Work required:
Find the string "ylabel" in the data, then copy every line where it is found.
▼▼▼
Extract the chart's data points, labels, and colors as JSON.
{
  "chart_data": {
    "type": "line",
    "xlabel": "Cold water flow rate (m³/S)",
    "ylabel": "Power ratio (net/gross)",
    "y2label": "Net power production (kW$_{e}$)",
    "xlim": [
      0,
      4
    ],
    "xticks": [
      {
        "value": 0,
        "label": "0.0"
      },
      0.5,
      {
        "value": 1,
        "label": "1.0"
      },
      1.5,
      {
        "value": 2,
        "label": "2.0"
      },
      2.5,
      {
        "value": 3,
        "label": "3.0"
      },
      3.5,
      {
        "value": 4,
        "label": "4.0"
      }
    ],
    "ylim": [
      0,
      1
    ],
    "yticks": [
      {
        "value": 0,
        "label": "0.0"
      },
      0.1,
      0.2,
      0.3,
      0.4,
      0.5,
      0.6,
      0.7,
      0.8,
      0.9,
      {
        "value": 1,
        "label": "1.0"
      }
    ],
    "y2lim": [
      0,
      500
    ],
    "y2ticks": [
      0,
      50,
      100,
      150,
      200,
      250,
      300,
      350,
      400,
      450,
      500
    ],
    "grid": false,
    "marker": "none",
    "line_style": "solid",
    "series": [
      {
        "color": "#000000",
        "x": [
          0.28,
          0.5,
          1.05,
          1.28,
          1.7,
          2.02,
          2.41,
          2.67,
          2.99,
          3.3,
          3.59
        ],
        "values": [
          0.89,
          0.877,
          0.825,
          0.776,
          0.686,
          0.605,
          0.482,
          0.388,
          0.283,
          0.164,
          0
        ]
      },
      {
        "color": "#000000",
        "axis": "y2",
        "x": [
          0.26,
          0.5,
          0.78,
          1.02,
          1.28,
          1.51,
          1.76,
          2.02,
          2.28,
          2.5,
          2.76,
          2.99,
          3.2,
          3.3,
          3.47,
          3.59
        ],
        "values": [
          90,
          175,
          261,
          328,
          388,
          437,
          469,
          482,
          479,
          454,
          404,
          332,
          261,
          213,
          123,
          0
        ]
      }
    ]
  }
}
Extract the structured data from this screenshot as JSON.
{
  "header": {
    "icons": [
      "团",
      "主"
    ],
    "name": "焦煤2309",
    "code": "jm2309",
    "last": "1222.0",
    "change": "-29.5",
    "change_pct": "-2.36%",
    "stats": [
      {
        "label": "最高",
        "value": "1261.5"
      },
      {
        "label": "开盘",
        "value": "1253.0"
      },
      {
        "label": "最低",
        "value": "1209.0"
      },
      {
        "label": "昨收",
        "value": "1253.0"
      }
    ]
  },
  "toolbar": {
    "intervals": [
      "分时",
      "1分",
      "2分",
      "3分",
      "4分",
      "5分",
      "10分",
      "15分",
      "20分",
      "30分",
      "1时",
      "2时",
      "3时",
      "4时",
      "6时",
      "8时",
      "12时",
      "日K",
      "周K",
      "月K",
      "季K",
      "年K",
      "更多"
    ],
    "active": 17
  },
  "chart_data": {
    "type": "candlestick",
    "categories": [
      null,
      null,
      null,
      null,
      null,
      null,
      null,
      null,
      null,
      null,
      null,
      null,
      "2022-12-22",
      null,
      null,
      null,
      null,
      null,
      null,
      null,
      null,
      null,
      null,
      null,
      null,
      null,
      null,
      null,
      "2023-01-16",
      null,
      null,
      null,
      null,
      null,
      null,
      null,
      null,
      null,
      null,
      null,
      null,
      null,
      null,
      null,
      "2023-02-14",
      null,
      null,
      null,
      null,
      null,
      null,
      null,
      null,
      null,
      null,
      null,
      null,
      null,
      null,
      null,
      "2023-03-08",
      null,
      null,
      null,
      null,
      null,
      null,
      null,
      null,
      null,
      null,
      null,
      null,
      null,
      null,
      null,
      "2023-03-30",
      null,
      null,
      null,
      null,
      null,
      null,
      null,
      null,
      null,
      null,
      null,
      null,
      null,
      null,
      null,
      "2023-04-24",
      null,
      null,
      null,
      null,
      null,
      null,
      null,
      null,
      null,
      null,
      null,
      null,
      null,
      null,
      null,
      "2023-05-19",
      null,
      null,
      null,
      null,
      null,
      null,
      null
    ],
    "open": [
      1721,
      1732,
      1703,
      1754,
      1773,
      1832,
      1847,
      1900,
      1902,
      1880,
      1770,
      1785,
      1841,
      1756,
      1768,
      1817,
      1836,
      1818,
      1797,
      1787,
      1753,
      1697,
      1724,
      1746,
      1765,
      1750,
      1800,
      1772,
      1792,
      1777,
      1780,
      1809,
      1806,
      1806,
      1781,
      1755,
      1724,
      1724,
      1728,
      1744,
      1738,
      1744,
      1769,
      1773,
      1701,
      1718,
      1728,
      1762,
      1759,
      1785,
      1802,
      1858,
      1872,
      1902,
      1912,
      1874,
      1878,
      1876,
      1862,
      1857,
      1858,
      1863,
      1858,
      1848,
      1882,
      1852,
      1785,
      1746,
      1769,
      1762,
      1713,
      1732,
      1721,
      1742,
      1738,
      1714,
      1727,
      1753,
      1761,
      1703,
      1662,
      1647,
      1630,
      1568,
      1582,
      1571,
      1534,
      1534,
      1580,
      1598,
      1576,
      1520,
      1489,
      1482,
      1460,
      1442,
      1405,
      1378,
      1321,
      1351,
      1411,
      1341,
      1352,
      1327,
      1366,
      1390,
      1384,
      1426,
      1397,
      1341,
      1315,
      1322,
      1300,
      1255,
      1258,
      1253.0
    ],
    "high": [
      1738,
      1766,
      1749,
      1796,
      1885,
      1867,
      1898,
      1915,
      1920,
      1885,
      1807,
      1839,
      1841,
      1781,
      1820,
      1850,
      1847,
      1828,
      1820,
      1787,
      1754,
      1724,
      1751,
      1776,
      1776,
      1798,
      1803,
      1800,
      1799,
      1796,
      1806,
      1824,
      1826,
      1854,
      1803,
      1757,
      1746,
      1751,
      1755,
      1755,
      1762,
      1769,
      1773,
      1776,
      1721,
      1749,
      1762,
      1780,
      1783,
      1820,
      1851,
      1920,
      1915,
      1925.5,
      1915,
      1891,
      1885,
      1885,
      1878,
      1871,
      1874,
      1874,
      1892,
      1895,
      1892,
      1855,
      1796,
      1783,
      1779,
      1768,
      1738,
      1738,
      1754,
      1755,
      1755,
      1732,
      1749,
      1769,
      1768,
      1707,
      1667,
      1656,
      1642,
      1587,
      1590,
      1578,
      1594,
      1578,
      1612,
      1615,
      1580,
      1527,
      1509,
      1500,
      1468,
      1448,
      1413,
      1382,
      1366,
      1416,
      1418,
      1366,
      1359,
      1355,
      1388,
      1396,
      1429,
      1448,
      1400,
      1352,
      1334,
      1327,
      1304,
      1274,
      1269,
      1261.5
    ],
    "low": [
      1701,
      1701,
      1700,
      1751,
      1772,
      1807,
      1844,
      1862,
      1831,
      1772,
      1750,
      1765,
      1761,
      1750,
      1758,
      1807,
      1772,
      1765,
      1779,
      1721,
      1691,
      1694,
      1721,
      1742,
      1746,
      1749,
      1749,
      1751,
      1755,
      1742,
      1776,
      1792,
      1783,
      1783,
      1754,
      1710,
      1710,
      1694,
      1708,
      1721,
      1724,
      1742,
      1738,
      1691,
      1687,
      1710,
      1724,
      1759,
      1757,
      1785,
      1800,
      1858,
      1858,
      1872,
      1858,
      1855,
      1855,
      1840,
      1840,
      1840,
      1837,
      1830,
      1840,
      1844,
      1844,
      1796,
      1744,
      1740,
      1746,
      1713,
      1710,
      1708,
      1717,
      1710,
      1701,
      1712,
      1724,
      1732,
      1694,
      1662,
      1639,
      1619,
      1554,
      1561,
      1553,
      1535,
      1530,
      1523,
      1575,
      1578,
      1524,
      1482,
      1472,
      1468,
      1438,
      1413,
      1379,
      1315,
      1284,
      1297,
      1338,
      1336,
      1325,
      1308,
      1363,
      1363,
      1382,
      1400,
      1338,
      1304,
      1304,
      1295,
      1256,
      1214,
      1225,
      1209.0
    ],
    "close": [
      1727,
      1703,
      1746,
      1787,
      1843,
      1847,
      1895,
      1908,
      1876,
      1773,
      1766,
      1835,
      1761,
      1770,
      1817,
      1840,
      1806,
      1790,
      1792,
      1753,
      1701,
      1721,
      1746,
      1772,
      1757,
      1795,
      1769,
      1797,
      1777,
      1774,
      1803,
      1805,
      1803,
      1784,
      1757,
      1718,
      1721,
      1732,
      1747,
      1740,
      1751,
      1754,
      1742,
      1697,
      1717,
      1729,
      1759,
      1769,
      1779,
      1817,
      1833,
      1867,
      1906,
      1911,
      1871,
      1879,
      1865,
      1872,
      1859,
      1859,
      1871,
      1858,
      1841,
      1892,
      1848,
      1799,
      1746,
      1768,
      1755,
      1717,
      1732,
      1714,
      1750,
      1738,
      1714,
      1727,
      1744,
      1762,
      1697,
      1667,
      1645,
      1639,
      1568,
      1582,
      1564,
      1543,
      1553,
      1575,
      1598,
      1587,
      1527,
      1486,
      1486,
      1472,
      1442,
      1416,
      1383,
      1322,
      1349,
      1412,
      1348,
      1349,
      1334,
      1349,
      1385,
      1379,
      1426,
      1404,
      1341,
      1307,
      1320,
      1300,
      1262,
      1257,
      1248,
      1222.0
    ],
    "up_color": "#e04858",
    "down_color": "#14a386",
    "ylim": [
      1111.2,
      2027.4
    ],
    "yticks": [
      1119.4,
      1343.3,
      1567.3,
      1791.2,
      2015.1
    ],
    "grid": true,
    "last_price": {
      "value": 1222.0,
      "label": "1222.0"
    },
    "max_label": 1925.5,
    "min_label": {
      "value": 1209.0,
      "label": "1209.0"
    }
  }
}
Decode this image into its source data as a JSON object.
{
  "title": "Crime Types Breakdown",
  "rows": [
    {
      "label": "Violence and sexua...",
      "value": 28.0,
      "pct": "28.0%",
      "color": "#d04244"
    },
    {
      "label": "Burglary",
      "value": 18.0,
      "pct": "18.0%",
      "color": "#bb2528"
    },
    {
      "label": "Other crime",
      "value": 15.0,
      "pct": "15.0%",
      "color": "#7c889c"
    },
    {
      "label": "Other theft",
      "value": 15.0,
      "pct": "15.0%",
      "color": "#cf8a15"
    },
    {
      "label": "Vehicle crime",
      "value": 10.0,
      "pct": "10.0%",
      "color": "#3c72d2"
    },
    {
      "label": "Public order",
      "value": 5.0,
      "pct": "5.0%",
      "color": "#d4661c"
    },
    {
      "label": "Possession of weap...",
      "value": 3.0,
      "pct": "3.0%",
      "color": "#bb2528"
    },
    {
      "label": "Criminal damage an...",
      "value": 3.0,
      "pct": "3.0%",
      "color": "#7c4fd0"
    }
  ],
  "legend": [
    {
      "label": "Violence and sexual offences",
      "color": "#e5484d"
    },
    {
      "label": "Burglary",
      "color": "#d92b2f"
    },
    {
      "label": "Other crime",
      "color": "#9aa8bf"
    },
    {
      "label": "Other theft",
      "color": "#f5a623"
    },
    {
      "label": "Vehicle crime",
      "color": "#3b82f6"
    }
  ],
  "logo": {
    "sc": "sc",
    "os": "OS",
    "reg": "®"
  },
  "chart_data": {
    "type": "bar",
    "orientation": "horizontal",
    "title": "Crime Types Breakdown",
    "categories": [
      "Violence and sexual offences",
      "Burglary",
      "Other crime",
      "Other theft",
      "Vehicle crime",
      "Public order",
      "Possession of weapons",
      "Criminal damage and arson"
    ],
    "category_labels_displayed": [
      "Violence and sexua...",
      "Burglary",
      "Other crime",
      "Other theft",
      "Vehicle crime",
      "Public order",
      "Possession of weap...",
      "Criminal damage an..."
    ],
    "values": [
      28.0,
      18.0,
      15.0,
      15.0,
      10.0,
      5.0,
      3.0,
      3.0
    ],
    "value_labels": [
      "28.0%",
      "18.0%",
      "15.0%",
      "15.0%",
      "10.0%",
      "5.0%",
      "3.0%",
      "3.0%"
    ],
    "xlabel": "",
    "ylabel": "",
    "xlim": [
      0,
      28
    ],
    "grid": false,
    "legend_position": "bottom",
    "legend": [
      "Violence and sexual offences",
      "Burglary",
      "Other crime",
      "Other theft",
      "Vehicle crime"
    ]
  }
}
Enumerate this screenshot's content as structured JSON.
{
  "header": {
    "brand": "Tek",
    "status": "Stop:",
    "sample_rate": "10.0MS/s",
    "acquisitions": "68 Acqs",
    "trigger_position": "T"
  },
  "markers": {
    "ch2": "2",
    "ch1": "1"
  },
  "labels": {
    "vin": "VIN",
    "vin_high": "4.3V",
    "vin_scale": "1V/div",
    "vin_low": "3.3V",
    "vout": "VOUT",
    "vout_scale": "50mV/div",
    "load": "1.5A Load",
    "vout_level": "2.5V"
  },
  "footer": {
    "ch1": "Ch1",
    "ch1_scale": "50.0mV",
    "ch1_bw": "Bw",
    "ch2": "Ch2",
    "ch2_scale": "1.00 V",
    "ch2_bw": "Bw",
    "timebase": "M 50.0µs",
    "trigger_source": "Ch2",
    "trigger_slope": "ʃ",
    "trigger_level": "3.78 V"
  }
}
▲▲▲
Solution:
    "ylabel": "Power ratio (net/gross)",
    "ylabel": "",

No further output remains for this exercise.